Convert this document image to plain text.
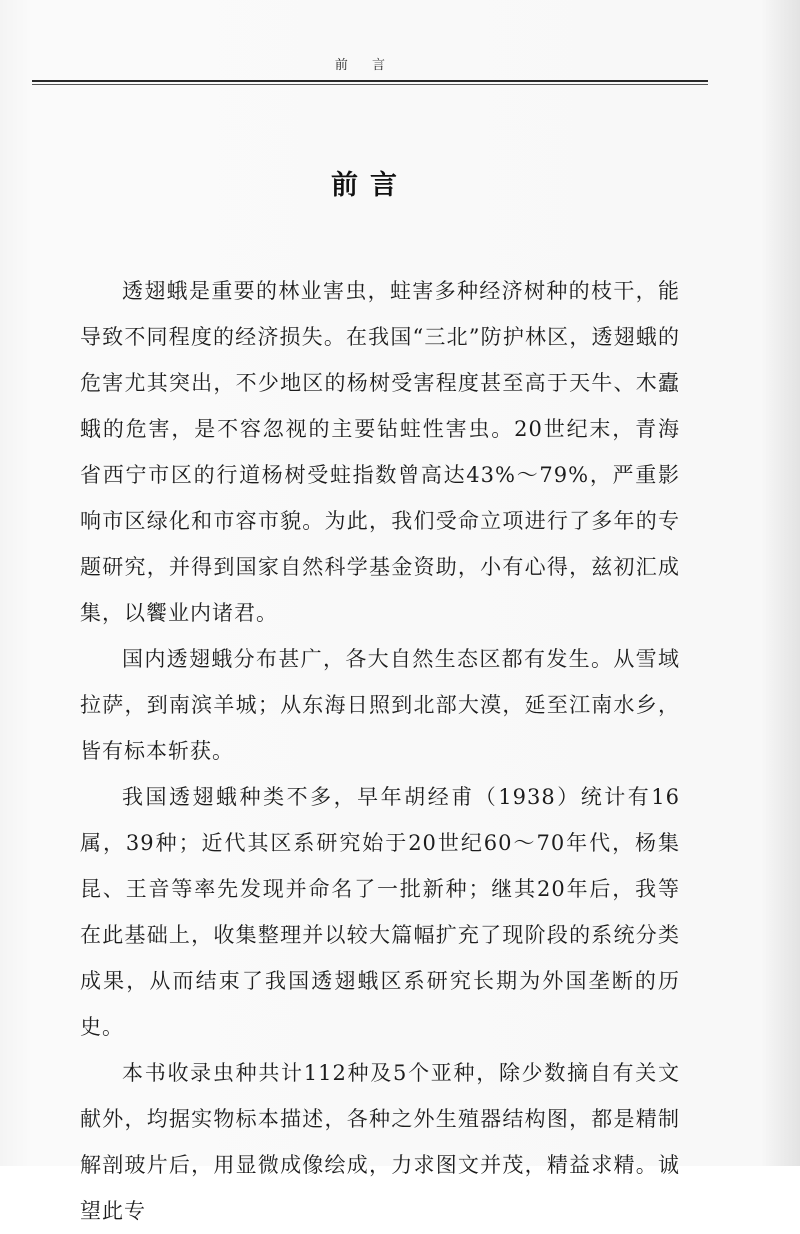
前 言
前言

透翅蛾是重要的林业害虫，蛀害多种经济树种的枝干，能导致不同程度的经济损失。在我国“三北”防护林区，透翅蛾的危害尤其突出，不少地区的杨树受害程度甚至高于天牛、木蠹蛾的危害，是不容忽视的主要钻蛀性害虫。20世纪末，青海省西宁市区的行道杨树受蛀指数曾高达43%～79%，严重影响市区绿化和市容市貌。为此，我们受命立项进行了多年的专题研究，并得到国家自然科学基金资助，小有心得，兹初汇成集，以饗业内诸君。

国内透翅蛾分布甚广，各大自然生态区都有发生。从雪域拉萨，到南滨羊城；从东海日照到北部大漠，延至江南水乡，皆有标本斩获。

我国透翅蛾种类不多，早年胡经甫（1938）统计有16属，39种；近代其区系研究始于20世纪60～70年代，杨集昆、王音等率先发现并命名了一批新种；继其20年后，我等在此基础上，收集整理并以较大篇幅扩充了现阶段的系统分类成果，从而结束了我国透翅蛾区系研究长期为外国垄断的历史。

本书收录虫种共计112种及5个亚种，除少数摘自有关文献外，均据实物标本描述，各种之外生殖器结构图，都是精制解剖玻片后，用显微成像绘成，力求图文并茂，精益求精。诚望此专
---+---
## Stated task
All preceding records should be duplicated verbatim, images excepted.

## Output
Convert this document image to plain text.
前 言
前言

透翅蛾是重要的林业害虫，蛀害多种经济树种的枝干，能导致不同程度的经济损失。在我国“三北”防护林区，透翅蛾的危害尤其突出，不少地区的杨树受害程度甚至高于天牛、木蠹蛾的危害，是不容忽视的主要钻蛀性害虫。20世纪末，青海省西宁市区的行道杨树受蛀指数曾高达43%～79%，严重影响市区绿化和市容市貌。为此，我们受命立项进行了多年的专题研究，并得到国家自然科学基金资助，小有心得，兹初汇成集，以饗业内诸君。

国内透翅蛾分布甚广，各大自然生态区都有发生。从雪域拉萨，到南滨羊城；从东海日照到北部大漠，延至江南水乡，皆有标本斩获。

我国透翅蛾种类不多，早年胡经甫（1938）统计有16属，39种；近代其区系研究始于20世纪60～70年代，杨集昆、王音等率先发现并命名了一批新种；继其20年后，我等在此基础上，收集整理并以较大篇幅扩充了现阶段的系统分类成果，从而结束了我国透翅蛾区系研究长期为外国垄断的历史。

本书收录虫种共计112种及5个亚种，除少数摘自有关文献外，均据实物标本描述，各种之外生殖器结构图，都是精制解剖玻片后，用显微成像绘成，力求图文并茂，精益求精。诚望此专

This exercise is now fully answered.